-- START MATERIAL --
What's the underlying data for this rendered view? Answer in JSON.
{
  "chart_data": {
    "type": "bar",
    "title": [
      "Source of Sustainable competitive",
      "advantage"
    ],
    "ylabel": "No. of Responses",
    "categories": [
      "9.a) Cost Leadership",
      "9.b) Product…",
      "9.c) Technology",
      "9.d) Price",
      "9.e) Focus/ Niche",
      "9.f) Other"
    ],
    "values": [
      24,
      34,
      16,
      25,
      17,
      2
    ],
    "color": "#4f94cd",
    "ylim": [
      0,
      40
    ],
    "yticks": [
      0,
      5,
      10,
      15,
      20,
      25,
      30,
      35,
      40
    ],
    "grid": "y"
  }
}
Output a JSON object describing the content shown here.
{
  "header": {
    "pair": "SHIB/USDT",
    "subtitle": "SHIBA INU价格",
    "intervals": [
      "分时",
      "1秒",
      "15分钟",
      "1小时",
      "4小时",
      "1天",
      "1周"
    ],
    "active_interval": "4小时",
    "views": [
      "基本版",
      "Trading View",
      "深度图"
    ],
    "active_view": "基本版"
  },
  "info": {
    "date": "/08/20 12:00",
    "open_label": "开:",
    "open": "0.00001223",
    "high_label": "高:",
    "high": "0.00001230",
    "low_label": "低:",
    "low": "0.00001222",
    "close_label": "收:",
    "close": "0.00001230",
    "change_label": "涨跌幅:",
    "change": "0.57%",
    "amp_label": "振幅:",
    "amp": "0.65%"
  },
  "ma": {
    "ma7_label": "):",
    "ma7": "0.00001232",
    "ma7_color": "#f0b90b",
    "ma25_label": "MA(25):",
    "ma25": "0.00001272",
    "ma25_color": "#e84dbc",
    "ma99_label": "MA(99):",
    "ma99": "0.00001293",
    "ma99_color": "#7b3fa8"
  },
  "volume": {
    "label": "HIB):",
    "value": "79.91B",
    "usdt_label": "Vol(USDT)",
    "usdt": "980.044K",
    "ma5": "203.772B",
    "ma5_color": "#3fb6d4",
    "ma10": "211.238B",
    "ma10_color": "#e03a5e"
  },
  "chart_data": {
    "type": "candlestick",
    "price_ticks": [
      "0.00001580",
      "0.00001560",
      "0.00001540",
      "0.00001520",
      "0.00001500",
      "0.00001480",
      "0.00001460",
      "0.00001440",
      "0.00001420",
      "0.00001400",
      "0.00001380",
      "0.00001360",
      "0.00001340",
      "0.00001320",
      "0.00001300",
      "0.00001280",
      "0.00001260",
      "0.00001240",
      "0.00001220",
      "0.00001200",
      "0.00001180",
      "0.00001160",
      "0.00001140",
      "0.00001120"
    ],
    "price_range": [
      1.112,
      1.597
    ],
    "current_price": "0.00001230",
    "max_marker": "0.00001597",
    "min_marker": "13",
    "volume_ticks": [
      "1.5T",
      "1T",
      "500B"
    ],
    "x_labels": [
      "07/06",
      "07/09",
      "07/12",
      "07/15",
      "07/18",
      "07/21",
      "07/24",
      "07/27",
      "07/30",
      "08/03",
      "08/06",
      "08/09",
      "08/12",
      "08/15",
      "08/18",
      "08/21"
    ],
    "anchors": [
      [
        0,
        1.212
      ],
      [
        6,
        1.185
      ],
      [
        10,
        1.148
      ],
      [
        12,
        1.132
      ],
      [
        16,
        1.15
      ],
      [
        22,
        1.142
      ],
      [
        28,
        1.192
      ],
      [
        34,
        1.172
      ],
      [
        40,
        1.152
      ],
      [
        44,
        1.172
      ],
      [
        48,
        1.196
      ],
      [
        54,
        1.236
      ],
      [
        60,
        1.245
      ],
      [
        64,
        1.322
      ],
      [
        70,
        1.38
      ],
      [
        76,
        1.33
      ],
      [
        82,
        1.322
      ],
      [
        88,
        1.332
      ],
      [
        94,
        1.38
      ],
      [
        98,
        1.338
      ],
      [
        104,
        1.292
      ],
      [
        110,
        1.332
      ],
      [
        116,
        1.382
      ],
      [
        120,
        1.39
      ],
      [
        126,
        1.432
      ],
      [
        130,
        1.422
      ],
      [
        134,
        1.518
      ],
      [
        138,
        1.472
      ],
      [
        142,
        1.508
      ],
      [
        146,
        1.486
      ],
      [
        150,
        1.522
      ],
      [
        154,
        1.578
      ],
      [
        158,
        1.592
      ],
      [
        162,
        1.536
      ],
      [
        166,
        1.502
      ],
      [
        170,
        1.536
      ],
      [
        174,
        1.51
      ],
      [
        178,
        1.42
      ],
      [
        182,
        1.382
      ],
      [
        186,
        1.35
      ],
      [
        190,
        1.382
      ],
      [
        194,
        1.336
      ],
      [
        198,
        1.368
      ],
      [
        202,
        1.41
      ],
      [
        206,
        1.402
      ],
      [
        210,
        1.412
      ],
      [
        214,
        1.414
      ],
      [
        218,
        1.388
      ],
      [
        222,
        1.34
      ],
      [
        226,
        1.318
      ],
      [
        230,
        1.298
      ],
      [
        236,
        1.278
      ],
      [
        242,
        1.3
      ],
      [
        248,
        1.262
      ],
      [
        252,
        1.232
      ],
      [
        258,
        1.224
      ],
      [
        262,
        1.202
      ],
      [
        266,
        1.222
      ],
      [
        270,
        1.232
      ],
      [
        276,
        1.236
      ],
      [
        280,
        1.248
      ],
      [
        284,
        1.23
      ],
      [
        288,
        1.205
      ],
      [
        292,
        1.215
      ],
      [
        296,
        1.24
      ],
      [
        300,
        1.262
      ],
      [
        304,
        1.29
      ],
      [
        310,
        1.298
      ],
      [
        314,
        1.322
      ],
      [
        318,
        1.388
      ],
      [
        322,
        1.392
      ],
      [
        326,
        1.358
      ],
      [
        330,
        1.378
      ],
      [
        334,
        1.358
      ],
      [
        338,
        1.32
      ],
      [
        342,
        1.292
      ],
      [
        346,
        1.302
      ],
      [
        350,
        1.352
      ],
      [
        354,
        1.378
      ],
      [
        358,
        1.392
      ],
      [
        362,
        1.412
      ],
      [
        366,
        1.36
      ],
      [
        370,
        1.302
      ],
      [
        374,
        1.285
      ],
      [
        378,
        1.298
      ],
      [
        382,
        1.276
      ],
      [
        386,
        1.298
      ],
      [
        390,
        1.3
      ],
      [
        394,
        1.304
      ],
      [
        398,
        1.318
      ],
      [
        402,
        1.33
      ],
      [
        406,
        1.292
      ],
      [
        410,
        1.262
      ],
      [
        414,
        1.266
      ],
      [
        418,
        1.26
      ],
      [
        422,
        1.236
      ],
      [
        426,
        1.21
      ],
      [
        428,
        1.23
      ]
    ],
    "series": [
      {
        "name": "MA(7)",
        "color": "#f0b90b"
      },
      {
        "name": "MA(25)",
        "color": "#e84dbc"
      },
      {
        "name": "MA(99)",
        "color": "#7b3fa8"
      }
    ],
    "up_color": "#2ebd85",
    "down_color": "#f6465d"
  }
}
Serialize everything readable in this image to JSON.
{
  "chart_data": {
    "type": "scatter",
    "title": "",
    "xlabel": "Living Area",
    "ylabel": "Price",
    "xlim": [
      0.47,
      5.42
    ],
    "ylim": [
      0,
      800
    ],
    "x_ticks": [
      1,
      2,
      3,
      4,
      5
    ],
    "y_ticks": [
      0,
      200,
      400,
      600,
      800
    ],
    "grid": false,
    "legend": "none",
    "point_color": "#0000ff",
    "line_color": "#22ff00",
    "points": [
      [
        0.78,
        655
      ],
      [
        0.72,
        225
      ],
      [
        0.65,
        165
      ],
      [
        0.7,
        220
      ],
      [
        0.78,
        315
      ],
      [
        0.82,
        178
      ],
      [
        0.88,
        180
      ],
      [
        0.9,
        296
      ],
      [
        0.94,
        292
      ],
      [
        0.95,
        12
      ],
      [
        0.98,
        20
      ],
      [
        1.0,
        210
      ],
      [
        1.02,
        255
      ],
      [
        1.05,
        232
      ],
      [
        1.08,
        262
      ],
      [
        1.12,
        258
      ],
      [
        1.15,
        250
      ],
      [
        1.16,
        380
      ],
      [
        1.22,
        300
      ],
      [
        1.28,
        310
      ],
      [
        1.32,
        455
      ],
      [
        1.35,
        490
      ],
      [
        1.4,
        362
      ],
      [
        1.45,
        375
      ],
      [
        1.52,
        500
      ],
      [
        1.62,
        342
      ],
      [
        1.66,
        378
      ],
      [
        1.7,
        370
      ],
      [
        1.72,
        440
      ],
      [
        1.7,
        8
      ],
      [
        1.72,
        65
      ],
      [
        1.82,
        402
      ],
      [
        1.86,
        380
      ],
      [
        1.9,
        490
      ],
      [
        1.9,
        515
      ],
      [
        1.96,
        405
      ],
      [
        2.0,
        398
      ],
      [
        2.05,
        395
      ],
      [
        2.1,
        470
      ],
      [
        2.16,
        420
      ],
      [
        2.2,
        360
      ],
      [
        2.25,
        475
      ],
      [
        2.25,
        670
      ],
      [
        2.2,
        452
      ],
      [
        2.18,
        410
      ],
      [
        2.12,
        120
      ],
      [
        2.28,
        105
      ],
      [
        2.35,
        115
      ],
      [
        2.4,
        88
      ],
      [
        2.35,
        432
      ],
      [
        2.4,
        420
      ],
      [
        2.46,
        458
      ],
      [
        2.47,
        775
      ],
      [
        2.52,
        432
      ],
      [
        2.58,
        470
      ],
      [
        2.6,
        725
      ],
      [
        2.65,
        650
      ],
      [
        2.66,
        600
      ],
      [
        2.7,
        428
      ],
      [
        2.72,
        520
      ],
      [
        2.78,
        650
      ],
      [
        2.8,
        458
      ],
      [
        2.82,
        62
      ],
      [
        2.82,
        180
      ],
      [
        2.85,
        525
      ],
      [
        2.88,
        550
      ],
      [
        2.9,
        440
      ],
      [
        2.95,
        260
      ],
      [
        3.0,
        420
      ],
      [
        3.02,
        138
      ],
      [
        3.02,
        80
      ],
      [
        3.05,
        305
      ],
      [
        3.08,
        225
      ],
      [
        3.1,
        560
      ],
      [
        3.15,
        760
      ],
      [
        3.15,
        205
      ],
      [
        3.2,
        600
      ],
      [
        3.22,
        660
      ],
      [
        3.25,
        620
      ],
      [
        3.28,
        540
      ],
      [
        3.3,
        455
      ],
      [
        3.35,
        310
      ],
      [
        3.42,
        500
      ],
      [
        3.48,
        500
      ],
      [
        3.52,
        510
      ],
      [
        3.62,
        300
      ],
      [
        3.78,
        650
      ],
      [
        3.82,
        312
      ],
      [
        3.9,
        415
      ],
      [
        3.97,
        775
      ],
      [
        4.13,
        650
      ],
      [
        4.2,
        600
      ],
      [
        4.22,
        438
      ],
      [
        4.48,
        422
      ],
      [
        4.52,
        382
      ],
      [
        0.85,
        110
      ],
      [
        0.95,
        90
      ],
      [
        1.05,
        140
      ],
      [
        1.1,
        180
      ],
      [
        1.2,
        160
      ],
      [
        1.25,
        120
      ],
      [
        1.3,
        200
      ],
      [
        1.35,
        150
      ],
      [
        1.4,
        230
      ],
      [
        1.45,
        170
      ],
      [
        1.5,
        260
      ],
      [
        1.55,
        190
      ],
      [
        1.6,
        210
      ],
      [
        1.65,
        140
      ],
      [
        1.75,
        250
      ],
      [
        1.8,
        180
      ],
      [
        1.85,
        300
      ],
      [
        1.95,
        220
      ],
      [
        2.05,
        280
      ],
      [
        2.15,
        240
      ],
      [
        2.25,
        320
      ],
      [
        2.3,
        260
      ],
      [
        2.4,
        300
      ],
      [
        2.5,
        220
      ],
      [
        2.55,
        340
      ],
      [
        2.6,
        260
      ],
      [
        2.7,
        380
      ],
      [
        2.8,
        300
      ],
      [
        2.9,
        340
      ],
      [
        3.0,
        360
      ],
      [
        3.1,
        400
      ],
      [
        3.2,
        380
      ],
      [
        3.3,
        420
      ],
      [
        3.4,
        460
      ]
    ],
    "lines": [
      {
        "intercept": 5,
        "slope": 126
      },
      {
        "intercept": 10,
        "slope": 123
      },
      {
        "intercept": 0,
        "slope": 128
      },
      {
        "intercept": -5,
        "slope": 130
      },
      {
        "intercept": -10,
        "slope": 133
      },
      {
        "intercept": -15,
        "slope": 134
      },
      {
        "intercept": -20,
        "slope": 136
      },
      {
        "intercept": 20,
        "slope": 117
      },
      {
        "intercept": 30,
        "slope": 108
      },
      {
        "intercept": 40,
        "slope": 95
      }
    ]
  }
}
-- END MATERIAL --
**STATED EXERCISE:** Whenever "this" turns up in a line, pick that line out.

**ANSWER IN FULL:**
What's the underlying data for this rendered view? Answer in JSON.
Serialize everything readable in this image to JSON.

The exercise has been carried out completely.